Problem to work on. Retype each record shown below, leaving every character as it is.

Material provided.
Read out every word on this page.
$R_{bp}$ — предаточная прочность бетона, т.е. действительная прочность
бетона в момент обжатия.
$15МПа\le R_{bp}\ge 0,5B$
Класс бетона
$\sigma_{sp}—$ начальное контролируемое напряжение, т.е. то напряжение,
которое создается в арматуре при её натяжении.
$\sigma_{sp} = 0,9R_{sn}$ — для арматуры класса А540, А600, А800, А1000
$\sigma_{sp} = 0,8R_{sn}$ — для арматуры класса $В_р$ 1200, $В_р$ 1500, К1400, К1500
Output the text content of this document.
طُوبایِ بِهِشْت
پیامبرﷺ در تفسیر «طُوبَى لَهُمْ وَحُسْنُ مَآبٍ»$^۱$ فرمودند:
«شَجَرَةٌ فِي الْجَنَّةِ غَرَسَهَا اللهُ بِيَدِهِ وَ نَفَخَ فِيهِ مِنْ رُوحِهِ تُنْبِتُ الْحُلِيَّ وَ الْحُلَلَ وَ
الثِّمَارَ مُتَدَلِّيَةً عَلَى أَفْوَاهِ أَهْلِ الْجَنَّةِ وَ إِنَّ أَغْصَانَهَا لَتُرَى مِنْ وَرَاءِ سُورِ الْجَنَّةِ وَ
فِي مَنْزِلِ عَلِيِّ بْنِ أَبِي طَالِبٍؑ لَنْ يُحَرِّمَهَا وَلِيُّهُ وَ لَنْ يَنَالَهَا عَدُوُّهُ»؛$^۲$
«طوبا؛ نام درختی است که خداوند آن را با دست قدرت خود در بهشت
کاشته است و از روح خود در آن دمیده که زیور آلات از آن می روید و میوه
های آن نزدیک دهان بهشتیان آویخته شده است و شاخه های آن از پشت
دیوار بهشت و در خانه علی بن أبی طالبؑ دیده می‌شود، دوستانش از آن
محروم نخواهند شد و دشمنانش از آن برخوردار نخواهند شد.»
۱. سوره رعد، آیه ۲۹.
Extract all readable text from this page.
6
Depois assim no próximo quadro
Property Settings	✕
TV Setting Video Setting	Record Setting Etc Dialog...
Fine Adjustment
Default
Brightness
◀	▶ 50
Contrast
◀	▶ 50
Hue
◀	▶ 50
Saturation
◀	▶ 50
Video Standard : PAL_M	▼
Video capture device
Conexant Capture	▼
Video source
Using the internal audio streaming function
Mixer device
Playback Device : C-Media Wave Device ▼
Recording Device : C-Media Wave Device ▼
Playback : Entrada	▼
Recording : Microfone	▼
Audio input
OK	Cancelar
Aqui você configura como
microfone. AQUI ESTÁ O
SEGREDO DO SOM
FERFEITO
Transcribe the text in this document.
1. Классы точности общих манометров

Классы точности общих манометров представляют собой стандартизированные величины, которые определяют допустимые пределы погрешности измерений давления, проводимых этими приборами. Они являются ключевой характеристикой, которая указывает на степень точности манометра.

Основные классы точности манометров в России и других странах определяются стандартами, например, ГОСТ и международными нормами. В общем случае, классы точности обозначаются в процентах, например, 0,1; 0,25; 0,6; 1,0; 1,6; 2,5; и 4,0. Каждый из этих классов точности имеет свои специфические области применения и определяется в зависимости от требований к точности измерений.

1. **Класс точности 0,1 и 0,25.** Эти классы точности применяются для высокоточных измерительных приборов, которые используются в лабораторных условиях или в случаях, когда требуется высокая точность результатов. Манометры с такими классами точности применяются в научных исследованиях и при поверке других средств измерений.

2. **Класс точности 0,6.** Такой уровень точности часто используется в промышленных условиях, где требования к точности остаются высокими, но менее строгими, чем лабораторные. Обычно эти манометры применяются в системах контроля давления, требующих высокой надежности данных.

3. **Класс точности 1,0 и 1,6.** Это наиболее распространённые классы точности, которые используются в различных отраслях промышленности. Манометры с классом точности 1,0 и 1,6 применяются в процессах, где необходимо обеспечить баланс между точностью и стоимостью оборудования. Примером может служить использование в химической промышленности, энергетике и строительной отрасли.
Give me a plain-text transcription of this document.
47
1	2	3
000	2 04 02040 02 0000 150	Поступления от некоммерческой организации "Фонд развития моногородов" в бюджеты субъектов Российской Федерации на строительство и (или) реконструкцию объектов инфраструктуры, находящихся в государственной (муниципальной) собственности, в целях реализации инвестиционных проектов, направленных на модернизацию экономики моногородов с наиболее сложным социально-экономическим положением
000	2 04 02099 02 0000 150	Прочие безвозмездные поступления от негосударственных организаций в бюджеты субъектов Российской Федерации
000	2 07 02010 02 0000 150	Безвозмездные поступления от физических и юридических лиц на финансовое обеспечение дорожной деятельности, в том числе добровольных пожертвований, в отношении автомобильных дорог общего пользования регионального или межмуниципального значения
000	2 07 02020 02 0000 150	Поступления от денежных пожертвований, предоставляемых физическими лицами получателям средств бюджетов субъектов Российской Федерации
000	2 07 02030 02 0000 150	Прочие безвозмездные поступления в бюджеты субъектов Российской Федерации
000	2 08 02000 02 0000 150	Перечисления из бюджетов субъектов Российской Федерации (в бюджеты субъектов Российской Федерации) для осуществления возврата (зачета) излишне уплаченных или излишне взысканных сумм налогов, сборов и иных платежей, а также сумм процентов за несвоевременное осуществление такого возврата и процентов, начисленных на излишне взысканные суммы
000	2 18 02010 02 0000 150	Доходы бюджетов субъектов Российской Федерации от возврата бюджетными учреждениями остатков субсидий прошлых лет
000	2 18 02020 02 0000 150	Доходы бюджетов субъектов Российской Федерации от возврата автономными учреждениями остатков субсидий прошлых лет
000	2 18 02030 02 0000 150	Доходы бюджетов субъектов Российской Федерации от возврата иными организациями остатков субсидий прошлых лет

The solution.
Read out every word on this page.
$R_{bp}$ — предаточная прочность бетона, т.е. действительная прочность
бетона в момент обжатия.
$15МПа\le R_{bp}\ge 0,5B$
Класс бетона
$\sigma_{sp}—$ начальное контролируемое напряжение, т.е. то напряжение,
которое создается в арматуре при её натяжении.
$\sigma_{sp} = 0,9R_{sn}$ — для арматуры класса А540, А600, А800, А1000
$\sigma_{sp} = 0,8R_{sn}$ — для арматуры класса $В_р$ 1200, $В_р$ 1500, К1400, К1500
Output the text content of this document.
طُوبایِ بِهِشْت
پیامبرﷺ در تفسیر «طُوبَى لَهُمْ وَحُسْنُ مَآبٍ»$^۱$ فرمودند:
«شَجَرَةٌ فِي الْجَنَّةِ غَرَسَهَا اللهُ بِيَدِهِ وَ نَفَخَ فِيهِ مِنْ رُوحِهِ تُنْبِتُ الْحُلِيَّ وَ الْحُلَلَ وَ
الثِّمَارَ مُتَدَلِّيَةً عَلَى أَفْوَاهِ أَهْلِ الْجَنَّةِ وَ إِنَّ أَغْصَانَهَا لَتُرَى مِنْ وَرَاءِ سُورِ الْجَنَّةِ وَ
فِي مَنْزِلِ عَلِيِّ بْنِ أَبِي طَالِبٍؑ لَنْ يُحَرِّمَهَا وَلِيُّهُ وَ لَنْ يَنَالَهَا عَدُوُّهُ»؛$^۲$
«طوبا؛ نام درختی است که خداوند آن را با دست قدرت خود در بهشت
کاشته است و از روح خود در آن دمیده که زیور آلات از آن می روید و میوه
های آن نزدیک دهان بهشتیان آویخته شده است و شاخه های آن از پشت
دیوار بهشت و در خانه علی بن أبی طالبؑ دیده می‌شود، دوستانش از آن
محروم نخواهند شد و دشمنانش از آن برخوردار نخواهند شد.»
۱. سوره رعد، آیه ۲۹.
Extract all readable text from this page.
6
Depois assim no próximo quadro
Property Settings	✕
TV Setting Video Setting	Record Setting Etc Dialog...
Fine Adjustment
Default
Brightness
◀	▶ 50
Contrast
◀	▶ 50
Hue
◀	▶ 50
Saturation
◀	▶ 50
Video Standard : PAL_M	▼
Video capture device
Conexant Capture	▼
Video source
Using the internal audio streaming function
Mixer device
Playback Device : C-Media Wave Device ▼
Recording Device : C-Media Wave Device ▼
Playback : Entrada	▼
Recording : Microfone	▼
Audio input
OK	Cancelar
Aqui você configura como
microfone. AQUI ESTÁ O
SEGREDO DO SOM
FERFEITO
Transcribe the text in this document.
1. Классы точности общих манометров

Классы точности общих манометров представляют собой стандартизированные величины, которые определяют допустимые пределы погрешности измерений давления, проводимых этими приборами. Они являются ключевой характеристикой, которая указывает на степень точности манометра.

Основные классы точности манометров в России и других странах определяются стандартами, например, ГОСТ и международными нормами. В общем случае, классы точности обозначаются в процентах, например, 0,1; 0,25; 0,6; 1,0; 1,6; 2,5; и 4,0. Каждый из этих классов точности имеет свои специфические области применения и определяется в зависимости от требований к точности измерений.

1. **Класс точности 0,1 и 0,25.** Эти классы точности применяются для высокоточных измерительных приборов, которые используются в лабораторных условиях или в случаях, когда требуется высокая точность результатов. Манометры с такими классами точности применяются в научных исследованиях и при поверке других средств измерений.

2. **Класс точности 0,6.** Такой уровень точности часто используется в промышленных условиях, где требования к точности остаются высокими, но менее строгими, чем лабораторные. Обычно эти манометры применяются в системах контроля давления, требующих высокой надежности данных.

3. **Класс точности 1,0 и 1,6.** Это наиболее распространённые классы точности, которые используются в различных отраслях промышленности. Манометры с классом точности 1,0 и 1,6 применяются в процессах, где необходимо обеспечить баланс между точностью и стоимостью оборудования. Примером может служить использование в химической промышленности, энергетике и строительной отрасли.
Give me a plain-text transcription of this document.
47
1	2	3
000	2 04 02040 02 0000 150	Поступления от некоммерческой организации "Фонд развития моногородов" в бюджеты субъектов Российской Федерации на строительство и (или) реконструкцию объектов инфраструктуры, находящихся в государственной (муниципальной) собственности, в целях реализации инвестиционных проектов, направленных на модернизацию экономики моногородов с наиболее сложным социально-экономическим положением
000	2 04 02099 02 0000 150	Прочие безвозмездные поступления от негосударственных организаций в бюджеты субъектов Российской Федерации
000	2 07 02010 02 0000 150	Безвозмездные поступления от физических и юридических лиц на финансовое обеспечение дорожной деятельности, в том числе добровольных пожертвований, в отношении автомобильных дорог общего пользования регионального или межмуниципального значения
000	2 07 02020 02 0000 150	Поступления от денежных пожертвований, предоставляемых физическими лицами получателям средств бюджетов субъектов Российской Федерации
000	2 07 02030 02 0000 150	Прочие безвозмездные поступления в бюджеты субъектов Российской Федерации
000	2 08 02000 02 0000 150	Перечисления из бюджетов субъектов Российской Федерации (в бюджеты субъектов Российской Федерации) для осуществления возврата (зачета) излишне уплаченных или излишне взысканных сумм налогов, сборов и иных платежей, а также сумм процентов за несвоевременное осуществление такого возврата и процентов, начисленных на излишне взысканные суммы
000	2 18 02010 02 0000 150	Доходы бюджетов субъектов Российской Федерации от возврата бюджетными учреждениями остатков субсидий прошлых лет
000	2 18 02020 02 0000 150	Доходы бюджетов субъектов Российской Федерации от возврата автономными учреждениями остатков субсидий прошлых лет
000	2 18 02030 02 0000 150	Доходы бюджетов субъектов Российской Федерации от возврата иными организациями остатков субсидий прошлых лет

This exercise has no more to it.